--- EXCERPT TO READ ---

In addition, mineralisation of soil organic carbon was determined by measuring the 12C-CO2 trapped by the NaOH using a colorimetric method (Colorimetric Skalar Analyzer, Breda, Netherlands). Microbial biomass was determined by the fumigation-extraction method (Wu et al. 1990) using a total organic carbon analyser (Shimadzu TOC 5050A).

Statistical analysis

Cumulative soil carbon mineralisation (12C–CO2) and cumulative nicosulfuron mineralisation (14C–CO2) for each soil sample were fitted to an exponential model that increases to a maximum:

$$ {y}_{OC}={a}_{OC}\left(1-{e}^{-{b}_{OC}t}\right) $$
(1)
$$ {y}_N={a}_N\left(1-{e}^{-{b}_Nt}\right) $$
(2)

where, respectively, yOC and yN are the modelled mineralisation of 12C–CO2 and 14C–CO2 (expressed as % of initial organic carbon and of applied nicosulfuron), aOC and aN are the final cumulative mineralisation (%), bOC and bN are the first-order rate constant (days−1) and t is time (days).

The decrease in the water-extractable fraction of 14C over time was fitted to a first-order kinetics model:

$$ {y}_{WE}={a}_{WE}{e}^{-{b}_{WE}t} $$
(3)

where yWE is the water-extractable fraction modelled at time t (%), aWE is the initial water-extractable fraction measured at t0 (%) and bWE is the first-order rate constant (days−1).

--- RECORDED INFORMATION ---

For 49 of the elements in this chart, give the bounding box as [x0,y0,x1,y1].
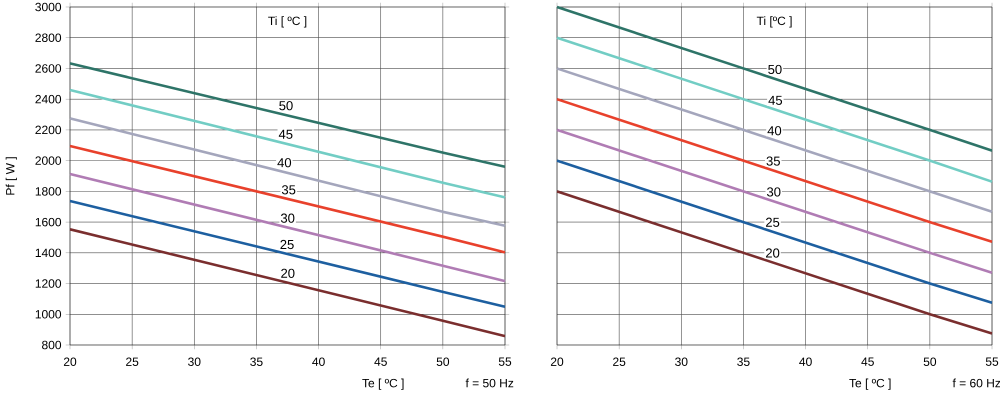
series-label: 35 [766,156,780,166]
series-label: 25 [766,218,780,227]
y-tick-label: 1000 [36,310,62,319]
y-tick-label: 800 [42,340,62,350]
y-tick-label: 2400 [35,94,62,104]
series-label: 30 [280,214,294,223]
series-label: 20 [281,268,294,278]
y-tick-label: 3000 [35,2,62,12]
series-label: 20 [766,248,780,258]
x-tick-label: 40 [799,357,812,366]
x-tick-label: 30 [188,357,200,366]
x-tick-label: 35 [250,357,263,366]
y-tick-label: 1600 [36,218,62,226]
x-tick-label: 45 [374,357,387,366]
series-label: 25 [280,240,294,250]
x-tick-label: 55 [986,357,998,366]
series-label: 40 [277,158,292,168]
series-label: 35 [282,185,296,194]
series-label: 50 [279,101,293,110]
x-tick-label: 35 [737,357,750,366]
x-tick-label: 50 [924,357,936,366]
legend-title: Ti [ ºC ] [268,16,306,28]
x-tick-label: 25 [126,357,138,366]
x-tick-label: 30 [675,357,688,366]
series-label: 30 [767,187,780,197]
x-axis-title: Te [ ºC ] [849,378,891,390]
y-tick-label: 2800 [35,33,62,42]
x-tick-label: 20 [550,357,564,366]
series-label: 45 [768,96,782,105]
series-label: 45 [278,130,292,139]
y-tick-label: 1200 [36,279,62,288]
y-tick-label: 2600 [35,64,62,73]
y-tick-label: 1400 [36,248,62,258]
x-tick-label: 50 [436,357,450,366]
y-tick-label: 1800 [36,187,62,196]
x-tick-label: 45 [861,357,874,366]
text: f = 60 Hz [952,378,1000,388]
x-tick-label: 25 [613,357,626,366]
y-tick-label: 2200 [35,126,62,134]
x-tick-label: 55 [498,357,512,366]
x-tick-label: 20 [64,357,76,366]
text: f = 50 Hz [466,378,514,388]
x-tick-label: 40 [312,357,325,366]
y-tick-label: 2000 [35,156,62,165]
y-axis-title: Pf [ W ] [6,157,17,195]
legend-title: Ti [ºC ] [756,16,792,28]
x-axis-title: Te [ ºC ] [362,378,404,390]
series-label: 50 [768,64,782,74]
series-label: 40 [768,126,782,136]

---

TO DO ->
(a) Duplicate verbatim the part of the excerpt on statistical analysis that opens with the words "where, respectively, yOC" and closes with "rate constant (days−1).".
(b) Set down verbatim the lines in the entries, from the line that contains "series-label: 35 [766,156,780,166]" through the line that contains "y-tick-label: 3000 [35,2,62,12]", both included, and no others.

RESPONSES IN ORDER ->
(a)
where, respectively, yOC and yN are the modelled mineralisation of 12C–CO2 and 14C–CO2 (expressed as % of initial organic carbon and of applied nicosulfuron), aOC and aN are the final cumulative mineralisation (%), bOC and bN are the first-order rate constant (days−1) and t is time (days).

The decrease in the water-extractable fraction of 14C over time was fitted to a first-order kinetics model:

$$ {y}_{WE}={a}_{WE}{e}^{-{b}_{WE}t} $$
(3)

where yWE is the water-extractable fraction modelled at time t (%), aWE is the initial water-extractable fraction measured at t0 (%) and bWE is the first-order rate constant (days−1).

(b)
series-label: 35 [766,156,780,166]
series-label: 25 [766,218,780,227]
y-tick-label: 1000 [36,310,62,319]
y-tick-label: 800 [42,340,62,350]
y-tick-label: 2400 [35,94,62,104]
series-label: 30 [280,214,294,223]
series-label: 20 [281,268,294,278]
y-tick-label: 3000 [35,2,62,12]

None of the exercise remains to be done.